What is needed = Your task is to write out the complete listing exactly as it is shown.

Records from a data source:
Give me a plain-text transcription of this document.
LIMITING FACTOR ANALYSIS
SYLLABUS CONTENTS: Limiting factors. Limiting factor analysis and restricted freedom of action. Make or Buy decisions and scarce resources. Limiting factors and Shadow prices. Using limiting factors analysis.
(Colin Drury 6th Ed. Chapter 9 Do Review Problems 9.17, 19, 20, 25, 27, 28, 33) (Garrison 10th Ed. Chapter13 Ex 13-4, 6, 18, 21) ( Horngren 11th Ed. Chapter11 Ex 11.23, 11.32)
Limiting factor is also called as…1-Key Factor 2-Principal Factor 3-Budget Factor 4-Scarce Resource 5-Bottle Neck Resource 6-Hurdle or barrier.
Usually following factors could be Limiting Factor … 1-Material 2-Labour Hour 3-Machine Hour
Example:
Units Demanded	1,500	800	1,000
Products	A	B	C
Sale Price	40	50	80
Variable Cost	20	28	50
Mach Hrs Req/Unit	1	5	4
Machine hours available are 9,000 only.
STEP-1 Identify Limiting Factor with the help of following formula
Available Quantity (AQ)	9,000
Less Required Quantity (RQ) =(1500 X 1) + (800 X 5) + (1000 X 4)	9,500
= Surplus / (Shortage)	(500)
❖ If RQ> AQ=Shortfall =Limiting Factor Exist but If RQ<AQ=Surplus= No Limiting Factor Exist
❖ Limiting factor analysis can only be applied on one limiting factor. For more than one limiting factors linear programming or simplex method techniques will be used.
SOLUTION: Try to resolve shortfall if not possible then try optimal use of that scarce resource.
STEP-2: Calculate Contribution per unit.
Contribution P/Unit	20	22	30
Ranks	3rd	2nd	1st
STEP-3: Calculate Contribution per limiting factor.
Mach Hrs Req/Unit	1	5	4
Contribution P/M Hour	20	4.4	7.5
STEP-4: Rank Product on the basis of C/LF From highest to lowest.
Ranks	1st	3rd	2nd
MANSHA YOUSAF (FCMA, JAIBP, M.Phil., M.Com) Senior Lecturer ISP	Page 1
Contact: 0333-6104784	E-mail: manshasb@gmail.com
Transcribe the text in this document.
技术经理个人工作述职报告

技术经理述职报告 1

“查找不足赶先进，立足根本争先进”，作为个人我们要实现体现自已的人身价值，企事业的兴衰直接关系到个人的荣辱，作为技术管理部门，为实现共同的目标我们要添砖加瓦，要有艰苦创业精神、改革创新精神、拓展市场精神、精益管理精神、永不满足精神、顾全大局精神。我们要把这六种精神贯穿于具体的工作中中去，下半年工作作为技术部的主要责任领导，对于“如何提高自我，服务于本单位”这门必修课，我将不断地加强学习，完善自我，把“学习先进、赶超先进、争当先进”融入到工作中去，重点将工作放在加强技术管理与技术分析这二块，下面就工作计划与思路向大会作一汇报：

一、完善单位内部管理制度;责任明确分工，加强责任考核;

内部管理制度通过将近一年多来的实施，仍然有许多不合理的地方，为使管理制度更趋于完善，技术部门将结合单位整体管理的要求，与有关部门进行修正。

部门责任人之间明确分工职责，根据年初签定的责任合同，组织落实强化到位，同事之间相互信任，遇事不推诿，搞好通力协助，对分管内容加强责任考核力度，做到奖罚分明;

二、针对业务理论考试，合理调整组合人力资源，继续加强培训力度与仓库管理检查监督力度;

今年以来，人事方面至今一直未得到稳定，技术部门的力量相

Task output =
Give me a plain-text transcription of this document.
LIMITING FACTOR ANALYSIS
SYLLABUS CONTENTS: Limiting factors. Limiting factor analysis and restricted freedom of action. Make or Buy decisions and scarce resources. Limiting factors and Shadow prices. Using limiting factors analysis.
(Colin Drury 6th Ed. Chapter 9 Do Review Problems 9.17, 19, 20, 25, 27, 28, 33) (Garrison 10th Ed. Chapter13 Ex 13-4, 6, 18, 21) ( Horngren 11th Ed. Chapter11 Ex 11.23, 11.32)
Limiting factor is also called as…1-Key Factor 2-Principal Factor 3-Budget Factor 4-Scarce Resource 5-Bottle Neck Resource 6-Hurdle or barrier.
Usually following factors could be Limiting Factor … 1-Material 2-Labour Hour 3-Machine Hour
Example:
Units Demanded	1,500	800	1,000
Products	A	B	C
Sale Price	40	50	80
Variable Cost	20	28	50
Mach Hrs Req/Unit	1	5	4
Machine hours available are 9,000 only.
STEP-1 Identify Limiting Factor with the help of following formula
Available Quantity (AQ)	9,000
Less Required Quantity (RQ) =(1500 X 1) + (800 X 5) + (1000 X 4)	9,500
= Surplus / (Shortage)	(500)
❖ If RQ> AQ=Shortfall =Limiting Factor Exist but If RQ<AQ=Surplus= No Limiting Factor Exist
❖ Limiting factor analysis can only be applied on one limiting factor. For more than one limiting factors linear programming or simplex method techniques will be used.
SOLUTION: Try to resolve shortfall if not possible then try optimal use of that scarce resource.
STEP-2: Calculate Contribution per unit.
Contribution P/Unit	20	22	30
Ranks	3rd	2nd	1st
STEP-3: Calculate Contribution per limiting factor.
Mach Hrs Req/Unit	1	5	4
Contribution P/M Hour	20	4.4	7.5
STEP-4: Rank Product on the basis of C/LF From highest to lowest.
Ranks	1st	3rd	2nd
MANSHA YOUSAF (FCMA, JAIBP, M.Phil., M.Com) Senior Lecturer ISP	Page 1
Contact: 0333-6104784	E-mail: manshasb@gmail.com
Transcribe the text in this document.
技术经理个人工作述职报告

技术经理述职报告 1

“查找不足赶先进，立足根本争先进”，作为个人我们要实现体现自已的人身价值，企事业的兴衰直接关系到个人的荣辱，作为技术管理部门，为实现共同的目标我们要添砖加瓦，要有艰苦创业精神、改革创新精神、拓展市场精神、精益管理精神、永不满足精神、顾全大局精神。我们要把这六种精神贯穿于具体的工作中中去，下半年工作作为技术部的主要责任领导，对于“如何提高自我，服务于本单位”这门必修课，我将不断地加强学习，完善自我，把“学习先进、赶超先进、争当先进”融入到工作中去，重点将工作放在加强技术管理与技术分析这二块，下面就工作计划与思路向大会作一汇报：

一、完善单位内部管理制度;责任明确分工，加强责任考核;

内部管理制度通过将近一年多来的实施，仍然有许多不合理的地方，为使管理制度更趋于完善，技术部门将结合单位整体管理的要求，与有关部门进行修正。

部门责任人之间明确分工职责，根据年初签定的责任合同，组织落实强化到位，同事之间相互信任，遇事不推诿，搞好通力协助，对分管内容加强责任考核力度，做到奖罚分明;

二、针对业务理论考试，合理调整组合人力资源，继续加强培训力度与仓库管理检查监督力度;

今年以来，人事方面至今一直未得到稳定，技术部门的力量相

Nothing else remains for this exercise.